TRECHO CITADO:
------------------------------------------------------------------------

Os argumentos são os mesmos de sempre - imprecisão do que seja "História", o fato de que há "vários profissionais competentes de outras áreas" (e incompetentes também, mas o interesse é defender o privilégio de uma minoria). A preocupação é não deixar que historiadores se encarreguem de dar disciplinas de "História da Ciência" nas faculdades. Aliás, reclamam também a solidariedade dos historiadores da Arte, da Filosofia, entre outros, categorias que por sua própria natureza etérea, diante da solidez da "ciência", são menos organizadas.


A obrigatoriedade de um historiador dar disciplinas de História em outras áreas da universidade: História Econômica, História da Arte, História do Direito, História da Administração, História da Comunicação, História da Ciência, etc, é uma prerrogativa fundamental para a qualidade do ensino e da formação profissional voltada para um quadro mais amplo: o exercício da cidadania, contra a razão técnica alienada que promove a destruição sistemática do planeta.

Consideramos fundamental, em qualquer área da História, uma visão geral do processo histórico, que a compreensão do desenvolvimento das diferentes formas de conhecimento estejam relacionadas ao contexto mais amplo da época em que aqueles homens viveram. Lembro-me particularmente de um Encontro Nacional de História da Mídia, em São Luís do Maranhão, onde havia muitos profissionais de comunicação fazendo apresentações de absoluto senso comum - nas "Mesas Redondas"... Isso gerou um mal-estar entre os colegas historiadores e a discussão em um GT onde se discutia o perfil dos pesquisadores e seu "background" na área de História. Pois acaso estudantes de outras áreas não penam com a bibliografia e o aparato conceitual dos historiadores quando vão fazer uma "simples" seleção para o mestrado?

É preciso portanto relativizar o discurso auto-depreciativo de muitos colegas e reconhecer a necessidade de um historiador ministrar essas cadeiras em outros cursos, sob pena dos profissionais de outras áreas verem o desenvolvimento de seu perfil profissional a partir do "desenvolvimento da técnica por ela mesma": desenvolvimento evolutivo das técnicas comunicacionais, artísticas, científicas, administrativas, etc, sem uma relação com o contexto histórico na qual se desenvolveram - diferencial verificável ao se ter aulas com um historiador ou um não-historiador. Ou acaso há historiadores dando "Sociologia da Cultura"? Certamente é uma matéria de natureza teórica que alguns historiadores mais próximos dessa área estariam aptos a ministrar. Mas não seriam todos e nem mesmo a maioria que estariam habilitados para isso. Mas tal possibilidade não estaria aberta, pois disciplinas de sociologia devem ser dadas por sociólogos.

------------------------------------------------------------------------

[Listagens de elementos e suas caixas]
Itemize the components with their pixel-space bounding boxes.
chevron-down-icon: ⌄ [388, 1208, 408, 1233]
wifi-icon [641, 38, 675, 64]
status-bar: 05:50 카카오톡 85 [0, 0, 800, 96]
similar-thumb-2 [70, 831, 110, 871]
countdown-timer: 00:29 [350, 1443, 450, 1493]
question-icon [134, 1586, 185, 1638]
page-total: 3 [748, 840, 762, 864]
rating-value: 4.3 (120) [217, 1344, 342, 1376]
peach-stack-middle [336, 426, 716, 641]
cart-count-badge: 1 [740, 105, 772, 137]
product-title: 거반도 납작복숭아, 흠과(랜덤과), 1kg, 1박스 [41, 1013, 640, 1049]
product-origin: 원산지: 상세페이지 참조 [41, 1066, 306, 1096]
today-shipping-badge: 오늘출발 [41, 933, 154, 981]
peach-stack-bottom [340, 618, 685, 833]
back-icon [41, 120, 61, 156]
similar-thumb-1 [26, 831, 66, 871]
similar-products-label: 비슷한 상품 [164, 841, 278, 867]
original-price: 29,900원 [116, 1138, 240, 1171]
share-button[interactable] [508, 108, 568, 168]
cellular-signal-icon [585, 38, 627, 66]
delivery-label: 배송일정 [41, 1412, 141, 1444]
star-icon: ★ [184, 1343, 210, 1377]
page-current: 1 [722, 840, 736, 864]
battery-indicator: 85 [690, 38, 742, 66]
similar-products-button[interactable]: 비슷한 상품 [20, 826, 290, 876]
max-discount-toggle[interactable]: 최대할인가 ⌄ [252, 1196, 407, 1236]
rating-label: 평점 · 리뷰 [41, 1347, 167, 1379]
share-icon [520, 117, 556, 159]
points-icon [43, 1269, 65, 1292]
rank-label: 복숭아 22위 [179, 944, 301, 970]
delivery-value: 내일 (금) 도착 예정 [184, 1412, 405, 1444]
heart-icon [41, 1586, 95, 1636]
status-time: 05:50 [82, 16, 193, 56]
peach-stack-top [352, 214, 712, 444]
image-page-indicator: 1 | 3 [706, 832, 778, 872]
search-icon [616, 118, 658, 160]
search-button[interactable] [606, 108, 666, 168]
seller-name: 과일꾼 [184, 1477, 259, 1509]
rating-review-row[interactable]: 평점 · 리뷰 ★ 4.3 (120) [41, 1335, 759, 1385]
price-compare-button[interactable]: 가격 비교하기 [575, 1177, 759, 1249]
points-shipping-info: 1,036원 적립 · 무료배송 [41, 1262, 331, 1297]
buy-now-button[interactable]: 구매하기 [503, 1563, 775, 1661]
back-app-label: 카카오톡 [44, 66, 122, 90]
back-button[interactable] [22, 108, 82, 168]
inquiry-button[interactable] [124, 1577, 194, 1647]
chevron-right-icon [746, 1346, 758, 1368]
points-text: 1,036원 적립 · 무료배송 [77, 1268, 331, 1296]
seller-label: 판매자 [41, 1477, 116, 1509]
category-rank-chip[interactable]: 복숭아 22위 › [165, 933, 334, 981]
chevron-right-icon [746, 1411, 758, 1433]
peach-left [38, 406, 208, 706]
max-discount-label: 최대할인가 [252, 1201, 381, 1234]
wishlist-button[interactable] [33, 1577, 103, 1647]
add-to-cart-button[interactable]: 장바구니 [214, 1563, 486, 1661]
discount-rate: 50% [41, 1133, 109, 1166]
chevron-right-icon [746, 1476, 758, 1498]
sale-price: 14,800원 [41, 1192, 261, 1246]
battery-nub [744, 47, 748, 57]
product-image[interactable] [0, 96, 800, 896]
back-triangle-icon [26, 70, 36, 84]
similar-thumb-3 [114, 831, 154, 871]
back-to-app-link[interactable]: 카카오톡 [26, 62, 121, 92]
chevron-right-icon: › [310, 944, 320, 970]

------------------------------------------------------------------------

INSTRUÇÃO A: Reproduza fielmente a parte do trecho citado que começa em "Consideramos fundamental, em" e segue até "para o mestrado?".
INSTRUÇÃO B: Segundo o trecho citado, em que cidade ocorreu o Encontro Nacional de História da Mídia?
INSTRUÇÃO C: Escreva a continuação do trecho citado sobre o ensino de História por historiadores, a partir da última frase apresentada.

RESPOSTA DO EXERCÍCIO A:
Consideramos fundamental, em qualquer área da História, uma visão geral do processo histórico, que a compreensão do desenvolvimento das diferentes formas de conhecimento estejam relacionadas ao contexto mais amplo da época em que aqueles homens viveram. Lembro-me particularmente de um Encontro Nacional de História da Mídia, em São Luís do Maranhão, onde havia muitos profissionais de comunicação fazendo apresentações de absoluto senso comum - nas "Mesas Redondas"... Isso gerou um mal-estar entre os colegas historiadores e a discussão em um GT onde se discutia o perfil dos pesquisadores e seu "background" na área de História. Pois acaso estudantes de outras áreas não penam com a bibliografia e o aparato conceitual dos historiadores quando vão fazer uma "simples" seleção para o mestrado?

RESPOSTA DO EXERCÍCIO B: Em São Luís do Maranhão.

RESPOSTA DO EXERCÍCIO C:
Nas universidades públicas isso funciona, sempre funcionou, e professores que fizeram toda sua carreira na universidade pública muitas vezes se colocam contrários à regulamentação por não verem necessidade dela. É evidente: as universidades públicas são o único lugar da sociedade brasileira em que a profissão de historiador "já está regulamentada" - tem espaço reconhecido, e diríamos cativo, e cidadania plena. Mas fora da universidade pública, o que acontece? Alguém fiscaliza o que ocorre nas universidades particulares? O Ministério da Educação estabelece algum critério que ao menos estimule uma empresa a contratar um profissional com formação na área?

É o tipo de questão que não vale responder com: "é, mas eu tenho um amigo que não é formado, mas trabalha e é supercompetente". Significa, então, que os alunos que você, professor de História em universidade pública, está formando, não são competentes para ocupar essas vagas com responsabilidade? E proporcionalmente, para esse seu "amigo competente", quantos outros incompetentes há no "mercado"? Ou acreditaremos que as universidades privadas são avaliadas melhor pelo "mercado" do que pelo MEC? Quais são as diretrizes que estabelecem a exigência de que haja cadeiras de história em outros cursos, e que sejam ministradas por historiadores? Não é fundamental que, ao invés de disciplinas demagógicas como "Responsabilidade Social", inventadas como estratégia de marketing e muitas vezes bibliografia de auto-ajuda, sejam substituídas pelo ensino de história do desenvolvimento de sua área de atuação profissional? Não seria essa a garantia de maior consciência social e cidadã, contra o trabalho alienado e especializado promovido pela razão instrumental triunfante da sociedade contemporânea?

Um profissional da área de engenharia, por exemplo, estará melhor formado se tiver tido aula de "história da engenharia" com um engenheiro ou com um historiador? Aliás, existe tal disciplina nos curriculuns de engenharia? Se não existe, não seria o caso de começar a existir? Alguém acha que os engenheiros se oporiam? Quem se opõe é o mercado, que quer que os homens acreditem que vivem num presente constante, onde a história da engenharia não passa de um entulho de técnicas ultrapassadas que, por estarem ultrapassadas, não precisariam mesmo ser estudadas. O que interessa é a "última novidade" na área, não a identidade profissional vista como herança de um processo histórico, pensada a partir da inserção social das profissões, o status que gozam, seu papel estratégico no desenvolvimento do país, etc.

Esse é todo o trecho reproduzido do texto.